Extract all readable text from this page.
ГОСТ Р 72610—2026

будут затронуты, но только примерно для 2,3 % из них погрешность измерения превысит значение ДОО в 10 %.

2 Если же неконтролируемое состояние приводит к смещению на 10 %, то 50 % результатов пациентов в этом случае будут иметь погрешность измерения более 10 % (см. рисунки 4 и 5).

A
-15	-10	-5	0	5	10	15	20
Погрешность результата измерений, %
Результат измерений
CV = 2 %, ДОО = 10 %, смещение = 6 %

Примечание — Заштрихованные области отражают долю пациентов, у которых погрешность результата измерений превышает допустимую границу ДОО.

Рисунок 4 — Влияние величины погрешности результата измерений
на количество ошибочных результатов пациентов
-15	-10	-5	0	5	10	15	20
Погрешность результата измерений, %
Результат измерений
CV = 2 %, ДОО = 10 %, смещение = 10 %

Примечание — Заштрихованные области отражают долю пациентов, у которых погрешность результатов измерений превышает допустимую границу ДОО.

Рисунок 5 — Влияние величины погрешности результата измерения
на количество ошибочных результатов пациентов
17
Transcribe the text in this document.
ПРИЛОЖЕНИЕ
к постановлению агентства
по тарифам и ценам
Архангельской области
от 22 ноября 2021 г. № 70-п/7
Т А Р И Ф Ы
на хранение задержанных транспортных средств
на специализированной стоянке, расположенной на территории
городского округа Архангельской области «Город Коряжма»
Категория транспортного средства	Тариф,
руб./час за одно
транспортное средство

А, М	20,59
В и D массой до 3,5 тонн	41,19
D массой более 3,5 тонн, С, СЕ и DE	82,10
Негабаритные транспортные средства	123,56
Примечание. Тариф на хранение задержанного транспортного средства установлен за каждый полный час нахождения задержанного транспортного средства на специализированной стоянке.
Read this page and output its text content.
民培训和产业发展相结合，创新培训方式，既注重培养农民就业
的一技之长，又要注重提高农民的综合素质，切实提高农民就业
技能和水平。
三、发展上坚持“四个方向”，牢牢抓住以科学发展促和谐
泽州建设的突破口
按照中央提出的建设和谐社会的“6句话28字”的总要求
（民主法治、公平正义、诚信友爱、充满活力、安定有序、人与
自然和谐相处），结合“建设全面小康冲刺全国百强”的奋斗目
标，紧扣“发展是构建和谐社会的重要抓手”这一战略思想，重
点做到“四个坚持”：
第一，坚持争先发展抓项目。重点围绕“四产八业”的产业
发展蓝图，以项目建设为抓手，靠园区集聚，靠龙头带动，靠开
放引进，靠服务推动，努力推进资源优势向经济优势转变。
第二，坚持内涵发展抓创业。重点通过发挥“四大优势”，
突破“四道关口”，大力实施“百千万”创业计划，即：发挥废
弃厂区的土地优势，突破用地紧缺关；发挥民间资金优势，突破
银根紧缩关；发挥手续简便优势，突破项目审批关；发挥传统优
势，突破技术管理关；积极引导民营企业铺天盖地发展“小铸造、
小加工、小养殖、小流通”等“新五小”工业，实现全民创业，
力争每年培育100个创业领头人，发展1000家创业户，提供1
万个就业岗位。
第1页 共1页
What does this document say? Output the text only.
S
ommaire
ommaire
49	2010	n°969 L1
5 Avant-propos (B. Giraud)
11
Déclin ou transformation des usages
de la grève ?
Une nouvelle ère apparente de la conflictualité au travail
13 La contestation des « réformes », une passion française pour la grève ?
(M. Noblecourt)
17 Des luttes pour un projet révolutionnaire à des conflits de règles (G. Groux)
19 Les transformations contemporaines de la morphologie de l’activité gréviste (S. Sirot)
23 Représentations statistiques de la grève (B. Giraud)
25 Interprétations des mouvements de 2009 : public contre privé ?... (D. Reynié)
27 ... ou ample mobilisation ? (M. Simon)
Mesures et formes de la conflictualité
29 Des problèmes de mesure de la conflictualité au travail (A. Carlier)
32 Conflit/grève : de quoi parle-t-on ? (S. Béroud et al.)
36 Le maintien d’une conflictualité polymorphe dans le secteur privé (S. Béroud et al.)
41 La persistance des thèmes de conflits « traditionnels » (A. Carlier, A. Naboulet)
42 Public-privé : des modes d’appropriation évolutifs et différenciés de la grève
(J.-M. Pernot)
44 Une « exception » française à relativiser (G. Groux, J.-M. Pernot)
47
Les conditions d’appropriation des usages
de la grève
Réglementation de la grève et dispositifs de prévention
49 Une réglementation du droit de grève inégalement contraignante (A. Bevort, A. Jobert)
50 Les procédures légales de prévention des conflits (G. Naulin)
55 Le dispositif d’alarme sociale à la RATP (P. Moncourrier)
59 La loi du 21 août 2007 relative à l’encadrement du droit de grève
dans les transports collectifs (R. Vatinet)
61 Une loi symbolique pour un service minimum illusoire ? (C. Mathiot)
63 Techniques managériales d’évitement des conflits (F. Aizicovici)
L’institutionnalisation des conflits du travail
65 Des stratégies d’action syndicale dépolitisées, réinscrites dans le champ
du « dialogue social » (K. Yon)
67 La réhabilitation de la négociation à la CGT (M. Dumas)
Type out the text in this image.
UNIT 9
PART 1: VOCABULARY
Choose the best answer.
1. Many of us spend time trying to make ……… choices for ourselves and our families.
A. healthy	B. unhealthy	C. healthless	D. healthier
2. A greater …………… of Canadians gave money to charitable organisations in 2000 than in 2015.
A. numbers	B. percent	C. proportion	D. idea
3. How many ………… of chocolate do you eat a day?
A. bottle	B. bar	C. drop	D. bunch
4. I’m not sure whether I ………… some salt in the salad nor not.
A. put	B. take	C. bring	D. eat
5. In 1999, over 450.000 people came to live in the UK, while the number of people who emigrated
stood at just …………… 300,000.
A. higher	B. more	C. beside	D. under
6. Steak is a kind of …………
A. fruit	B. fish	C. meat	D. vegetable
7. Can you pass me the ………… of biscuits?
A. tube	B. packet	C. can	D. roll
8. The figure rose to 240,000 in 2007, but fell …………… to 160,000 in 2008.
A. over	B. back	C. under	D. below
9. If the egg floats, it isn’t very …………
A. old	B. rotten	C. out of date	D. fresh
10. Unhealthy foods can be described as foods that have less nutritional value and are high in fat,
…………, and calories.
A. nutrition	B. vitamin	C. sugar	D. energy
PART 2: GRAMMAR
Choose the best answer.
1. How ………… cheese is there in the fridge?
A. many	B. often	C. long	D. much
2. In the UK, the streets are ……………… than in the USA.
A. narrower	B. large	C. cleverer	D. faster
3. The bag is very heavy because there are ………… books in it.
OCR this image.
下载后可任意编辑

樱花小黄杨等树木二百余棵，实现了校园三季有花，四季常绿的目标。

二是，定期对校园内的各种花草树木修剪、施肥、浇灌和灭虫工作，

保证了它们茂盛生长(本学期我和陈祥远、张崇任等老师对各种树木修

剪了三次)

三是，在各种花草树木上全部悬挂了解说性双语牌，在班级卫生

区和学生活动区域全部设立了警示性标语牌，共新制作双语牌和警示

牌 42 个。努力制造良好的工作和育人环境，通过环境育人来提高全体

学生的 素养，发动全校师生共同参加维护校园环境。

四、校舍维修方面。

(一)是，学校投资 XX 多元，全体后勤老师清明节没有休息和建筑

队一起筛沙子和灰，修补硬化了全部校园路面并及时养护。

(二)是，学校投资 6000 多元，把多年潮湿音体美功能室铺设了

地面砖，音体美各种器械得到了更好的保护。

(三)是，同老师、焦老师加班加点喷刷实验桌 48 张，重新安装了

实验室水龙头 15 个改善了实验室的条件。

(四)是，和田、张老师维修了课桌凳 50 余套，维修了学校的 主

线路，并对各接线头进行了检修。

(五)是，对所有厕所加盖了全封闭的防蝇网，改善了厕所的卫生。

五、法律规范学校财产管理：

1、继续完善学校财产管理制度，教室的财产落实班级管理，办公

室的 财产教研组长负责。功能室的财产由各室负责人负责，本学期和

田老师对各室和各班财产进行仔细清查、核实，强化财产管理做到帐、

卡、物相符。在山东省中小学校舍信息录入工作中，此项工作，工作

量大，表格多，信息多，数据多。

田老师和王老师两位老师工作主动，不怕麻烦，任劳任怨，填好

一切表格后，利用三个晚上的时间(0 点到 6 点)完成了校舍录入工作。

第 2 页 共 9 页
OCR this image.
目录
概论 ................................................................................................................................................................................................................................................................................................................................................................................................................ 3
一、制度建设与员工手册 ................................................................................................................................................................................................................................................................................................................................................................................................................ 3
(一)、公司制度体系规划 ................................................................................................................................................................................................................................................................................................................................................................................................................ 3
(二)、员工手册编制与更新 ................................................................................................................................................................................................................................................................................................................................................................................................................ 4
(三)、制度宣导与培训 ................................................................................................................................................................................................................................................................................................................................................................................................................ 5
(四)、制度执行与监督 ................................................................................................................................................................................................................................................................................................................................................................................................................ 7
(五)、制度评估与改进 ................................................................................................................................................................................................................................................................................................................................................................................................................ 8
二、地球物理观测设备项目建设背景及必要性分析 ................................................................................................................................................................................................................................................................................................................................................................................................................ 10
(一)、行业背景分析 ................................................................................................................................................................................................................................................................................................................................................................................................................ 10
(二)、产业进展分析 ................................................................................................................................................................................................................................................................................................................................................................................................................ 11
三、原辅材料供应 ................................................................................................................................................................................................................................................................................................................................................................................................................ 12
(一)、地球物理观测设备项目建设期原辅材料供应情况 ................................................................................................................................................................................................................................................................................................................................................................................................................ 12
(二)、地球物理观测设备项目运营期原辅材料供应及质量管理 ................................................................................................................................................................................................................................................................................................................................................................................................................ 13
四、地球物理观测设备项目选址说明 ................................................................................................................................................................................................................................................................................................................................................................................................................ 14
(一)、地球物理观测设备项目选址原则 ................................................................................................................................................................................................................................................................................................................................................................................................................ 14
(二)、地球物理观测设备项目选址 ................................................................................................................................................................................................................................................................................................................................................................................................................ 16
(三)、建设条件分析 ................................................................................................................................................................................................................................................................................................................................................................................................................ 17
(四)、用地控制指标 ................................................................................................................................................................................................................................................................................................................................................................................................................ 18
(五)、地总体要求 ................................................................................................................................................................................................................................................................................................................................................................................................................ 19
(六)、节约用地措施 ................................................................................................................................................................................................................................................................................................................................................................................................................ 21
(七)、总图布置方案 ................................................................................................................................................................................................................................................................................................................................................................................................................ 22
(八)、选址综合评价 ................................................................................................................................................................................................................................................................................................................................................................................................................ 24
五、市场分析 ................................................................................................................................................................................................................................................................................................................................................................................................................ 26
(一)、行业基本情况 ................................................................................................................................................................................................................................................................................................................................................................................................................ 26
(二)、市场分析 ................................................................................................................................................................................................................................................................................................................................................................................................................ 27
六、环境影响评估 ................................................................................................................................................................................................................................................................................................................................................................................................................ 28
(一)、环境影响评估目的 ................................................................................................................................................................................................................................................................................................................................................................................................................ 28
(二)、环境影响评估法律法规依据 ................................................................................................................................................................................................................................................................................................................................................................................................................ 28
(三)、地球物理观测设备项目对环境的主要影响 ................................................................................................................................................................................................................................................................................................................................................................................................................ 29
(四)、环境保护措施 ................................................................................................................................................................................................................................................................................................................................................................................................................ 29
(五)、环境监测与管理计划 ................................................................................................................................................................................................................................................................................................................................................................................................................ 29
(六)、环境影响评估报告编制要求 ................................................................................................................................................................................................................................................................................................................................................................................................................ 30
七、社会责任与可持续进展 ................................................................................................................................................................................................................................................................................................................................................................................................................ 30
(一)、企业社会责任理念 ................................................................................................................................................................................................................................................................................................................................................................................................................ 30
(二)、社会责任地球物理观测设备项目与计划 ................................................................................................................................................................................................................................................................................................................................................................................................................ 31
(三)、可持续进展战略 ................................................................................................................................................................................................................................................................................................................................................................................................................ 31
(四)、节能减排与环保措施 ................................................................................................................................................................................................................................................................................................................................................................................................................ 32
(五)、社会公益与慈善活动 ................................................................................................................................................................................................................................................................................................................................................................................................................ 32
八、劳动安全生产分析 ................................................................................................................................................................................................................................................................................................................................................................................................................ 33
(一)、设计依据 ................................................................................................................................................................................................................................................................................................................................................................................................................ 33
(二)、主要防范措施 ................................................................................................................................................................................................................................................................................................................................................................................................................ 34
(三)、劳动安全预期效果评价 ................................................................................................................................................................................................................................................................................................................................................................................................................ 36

▬▬▬▬▬▬▬▬▬▬

What is the number of lines in this material that hold the string "page"? Answer with that number only.

2